>>
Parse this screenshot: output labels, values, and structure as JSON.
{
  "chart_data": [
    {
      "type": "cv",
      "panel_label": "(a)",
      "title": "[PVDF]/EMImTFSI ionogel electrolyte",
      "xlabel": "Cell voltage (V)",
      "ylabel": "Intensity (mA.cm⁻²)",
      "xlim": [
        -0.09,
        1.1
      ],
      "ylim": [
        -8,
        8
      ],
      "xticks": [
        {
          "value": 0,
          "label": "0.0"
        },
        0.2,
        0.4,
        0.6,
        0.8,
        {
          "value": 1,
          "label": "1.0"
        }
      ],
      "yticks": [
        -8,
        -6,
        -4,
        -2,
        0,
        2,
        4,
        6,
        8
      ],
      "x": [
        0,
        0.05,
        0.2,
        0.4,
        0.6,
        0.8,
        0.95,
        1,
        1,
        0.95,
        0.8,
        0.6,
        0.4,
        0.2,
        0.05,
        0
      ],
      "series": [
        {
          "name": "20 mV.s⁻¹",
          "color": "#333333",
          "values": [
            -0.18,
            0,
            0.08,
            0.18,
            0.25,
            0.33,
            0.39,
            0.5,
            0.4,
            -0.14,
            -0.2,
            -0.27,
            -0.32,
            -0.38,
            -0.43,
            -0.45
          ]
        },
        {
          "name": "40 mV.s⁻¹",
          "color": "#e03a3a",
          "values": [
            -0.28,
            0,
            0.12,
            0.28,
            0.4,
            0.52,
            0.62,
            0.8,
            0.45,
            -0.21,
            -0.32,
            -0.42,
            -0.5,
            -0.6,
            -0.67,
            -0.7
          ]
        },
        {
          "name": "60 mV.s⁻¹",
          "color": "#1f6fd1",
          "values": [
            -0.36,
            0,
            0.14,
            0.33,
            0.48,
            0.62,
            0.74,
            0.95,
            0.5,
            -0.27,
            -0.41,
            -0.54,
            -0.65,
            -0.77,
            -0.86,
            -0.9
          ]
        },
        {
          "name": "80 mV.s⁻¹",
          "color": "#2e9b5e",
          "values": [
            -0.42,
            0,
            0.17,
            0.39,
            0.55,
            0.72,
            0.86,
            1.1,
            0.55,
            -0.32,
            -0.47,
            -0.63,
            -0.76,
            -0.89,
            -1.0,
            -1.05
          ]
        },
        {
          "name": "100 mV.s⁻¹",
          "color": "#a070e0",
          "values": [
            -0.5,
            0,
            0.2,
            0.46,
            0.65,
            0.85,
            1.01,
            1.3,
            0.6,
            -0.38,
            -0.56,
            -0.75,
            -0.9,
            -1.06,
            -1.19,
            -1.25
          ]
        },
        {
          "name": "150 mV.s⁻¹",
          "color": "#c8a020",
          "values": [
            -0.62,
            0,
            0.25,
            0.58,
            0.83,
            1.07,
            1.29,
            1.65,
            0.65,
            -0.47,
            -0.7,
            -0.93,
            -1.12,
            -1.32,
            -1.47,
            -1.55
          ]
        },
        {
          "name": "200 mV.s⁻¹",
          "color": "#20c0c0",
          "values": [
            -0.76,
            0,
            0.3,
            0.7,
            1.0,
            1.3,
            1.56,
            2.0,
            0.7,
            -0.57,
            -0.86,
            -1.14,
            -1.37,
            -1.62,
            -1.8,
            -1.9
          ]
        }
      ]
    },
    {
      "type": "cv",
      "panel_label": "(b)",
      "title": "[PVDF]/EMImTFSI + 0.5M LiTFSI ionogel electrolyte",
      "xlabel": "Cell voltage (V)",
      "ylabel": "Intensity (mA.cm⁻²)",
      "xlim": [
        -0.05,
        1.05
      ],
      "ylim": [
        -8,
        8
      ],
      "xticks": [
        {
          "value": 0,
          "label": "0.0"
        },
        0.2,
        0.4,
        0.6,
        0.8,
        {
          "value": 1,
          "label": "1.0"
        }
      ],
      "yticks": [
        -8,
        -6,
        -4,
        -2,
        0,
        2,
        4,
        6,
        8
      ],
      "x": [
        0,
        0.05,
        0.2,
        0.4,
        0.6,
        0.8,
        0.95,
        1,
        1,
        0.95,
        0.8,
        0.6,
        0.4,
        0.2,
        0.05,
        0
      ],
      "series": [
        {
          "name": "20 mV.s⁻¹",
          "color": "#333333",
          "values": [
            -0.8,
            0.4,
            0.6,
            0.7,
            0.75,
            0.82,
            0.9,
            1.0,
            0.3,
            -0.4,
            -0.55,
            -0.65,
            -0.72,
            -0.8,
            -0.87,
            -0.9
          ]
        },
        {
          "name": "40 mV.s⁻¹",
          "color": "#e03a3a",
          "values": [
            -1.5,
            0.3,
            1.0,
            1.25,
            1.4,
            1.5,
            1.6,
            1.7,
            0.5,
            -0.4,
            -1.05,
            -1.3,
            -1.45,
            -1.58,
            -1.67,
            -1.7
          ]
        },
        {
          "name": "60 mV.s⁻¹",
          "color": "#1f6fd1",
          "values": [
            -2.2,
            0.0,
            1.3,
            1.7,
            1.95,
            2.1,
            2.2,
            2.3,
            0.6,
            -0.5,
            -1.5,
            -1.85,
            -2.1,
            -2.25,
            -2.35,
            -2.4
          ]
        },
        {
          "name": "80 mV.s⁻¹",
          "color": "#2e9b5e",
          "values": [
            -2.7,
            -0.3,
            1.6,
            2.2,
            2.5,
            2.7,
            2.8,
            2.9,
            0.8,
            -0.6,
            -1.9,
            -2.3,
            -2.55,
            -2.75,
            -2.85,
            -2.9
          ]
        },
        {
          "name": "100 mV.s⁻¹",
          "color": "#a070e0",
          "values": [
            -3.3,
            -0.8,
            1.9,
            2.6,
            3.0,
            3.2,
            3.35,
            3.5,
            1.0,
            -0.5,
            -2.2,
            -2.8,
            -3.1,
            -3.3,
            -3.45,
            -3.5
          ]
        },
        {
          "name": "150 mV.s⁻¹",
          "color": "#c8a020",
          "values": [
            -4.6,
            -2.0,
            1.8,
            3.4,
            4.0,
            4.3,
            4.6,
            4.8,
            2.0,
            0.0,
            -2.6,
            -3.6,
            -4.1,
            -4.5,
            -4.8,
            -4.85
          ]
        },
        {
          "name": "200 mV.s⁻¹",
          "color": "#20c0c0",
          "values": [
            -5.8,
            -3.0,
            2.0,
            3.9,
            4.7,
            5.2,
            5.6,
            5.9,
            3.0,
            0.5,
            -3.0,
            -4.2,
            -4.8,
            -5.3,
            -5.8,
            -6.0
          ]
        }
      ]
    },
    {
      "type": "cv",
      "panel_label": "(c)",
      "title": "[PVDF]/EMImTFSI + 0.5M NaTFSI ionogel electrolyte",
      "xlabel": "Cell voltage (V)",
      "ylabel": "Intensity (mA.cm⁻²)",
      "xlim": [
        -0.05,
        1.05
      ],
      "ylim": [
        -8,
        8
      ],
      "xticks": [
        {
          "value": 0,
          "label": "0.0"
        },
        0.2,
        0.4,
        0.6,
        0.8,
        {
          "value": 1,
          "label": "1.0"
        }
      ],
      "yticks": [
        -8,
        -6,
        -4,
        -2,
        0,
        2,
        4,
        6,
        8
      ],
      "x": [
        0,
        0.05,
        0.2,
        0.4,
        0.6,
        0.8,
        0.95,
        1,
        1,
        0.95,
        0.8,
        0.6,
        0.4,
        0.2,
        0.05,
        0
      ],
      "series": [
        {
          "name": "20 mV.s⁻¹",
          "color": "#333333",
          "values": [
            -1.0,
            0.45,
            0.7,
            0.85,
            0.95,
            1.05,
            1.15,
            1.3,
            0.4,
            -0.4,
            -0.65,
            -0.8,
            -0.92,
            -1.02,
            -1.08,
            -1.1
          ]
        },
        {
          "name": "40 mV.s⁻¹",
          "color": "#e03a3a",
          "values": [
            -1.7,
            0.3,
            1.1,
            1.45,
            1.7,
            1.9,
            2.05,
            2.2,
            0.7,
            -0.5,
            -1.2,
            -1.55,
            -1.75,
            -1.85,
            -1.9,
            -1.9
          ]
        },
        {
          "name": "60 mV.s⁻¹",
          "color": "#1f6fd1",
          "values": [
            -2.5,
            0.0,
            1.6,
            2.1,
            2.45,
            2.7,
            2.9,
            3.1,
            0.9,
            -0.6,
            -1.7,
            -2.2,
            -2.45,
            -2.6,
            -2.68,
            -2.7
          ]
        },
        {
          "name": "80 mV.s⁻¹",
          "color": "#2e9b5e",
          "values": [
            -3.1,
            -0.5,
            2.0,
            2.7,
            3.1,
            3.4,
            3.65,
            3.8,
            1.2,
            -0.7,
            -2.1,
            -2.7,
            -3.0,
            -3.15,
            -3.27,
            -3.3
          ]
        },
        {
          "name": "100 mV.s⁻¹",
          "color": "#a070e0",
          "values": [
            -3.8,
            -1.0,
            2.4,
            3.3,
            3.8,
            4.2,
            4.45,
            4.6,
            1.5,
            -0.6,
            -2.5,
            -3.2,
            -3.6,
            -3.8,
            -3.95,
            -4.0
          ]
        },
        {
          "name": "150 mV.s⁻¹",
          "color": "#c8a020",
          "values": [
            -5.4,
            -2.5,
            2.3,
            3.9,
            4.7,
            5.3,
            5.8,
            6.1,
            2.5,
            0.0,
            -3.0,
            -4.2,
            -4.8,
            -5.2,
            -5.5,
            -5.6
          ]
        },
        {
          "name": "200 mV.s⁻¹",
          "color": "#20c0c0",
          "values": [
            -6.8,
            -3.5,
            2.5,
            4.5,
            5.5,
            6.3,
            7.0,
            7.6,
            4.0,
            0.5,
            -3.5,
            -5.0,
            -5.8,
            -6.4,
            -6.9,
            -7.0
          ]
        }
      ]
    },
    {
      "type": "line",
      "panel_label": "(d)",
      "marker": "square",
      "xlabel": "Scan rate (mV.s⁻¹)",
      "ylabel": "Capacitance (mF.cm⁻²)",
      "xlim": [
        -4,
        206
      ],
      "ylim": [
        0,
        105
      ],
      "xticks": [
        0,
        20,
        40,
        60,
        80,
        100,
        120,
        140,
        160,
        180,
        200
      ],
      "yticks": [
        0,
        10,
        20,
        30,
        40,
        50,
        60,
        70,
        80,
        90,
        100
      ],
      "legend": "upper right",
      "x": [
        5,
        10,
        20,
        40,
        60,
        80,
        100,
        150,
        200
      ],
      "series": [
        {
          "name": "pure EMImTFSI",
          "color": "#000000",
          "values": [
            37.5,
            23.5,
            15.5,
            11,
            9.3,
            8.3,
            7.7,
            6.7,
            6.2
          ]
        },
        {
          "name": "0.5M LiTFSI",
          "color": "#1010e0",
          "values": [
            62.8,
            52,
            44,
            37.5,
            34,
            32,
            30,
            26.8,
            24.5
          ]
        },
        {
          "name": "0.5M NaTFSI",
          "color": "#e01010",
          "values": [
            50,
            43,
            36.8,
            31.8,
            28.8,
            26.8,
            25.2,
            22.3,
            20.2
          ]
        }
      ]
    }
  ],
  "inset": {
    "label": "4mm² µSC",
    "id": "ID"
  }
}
<<
▶ [What you have to do]
Report only a number: how many lines in the material above contain the string "NaTFSI".

▶ [Full response]
2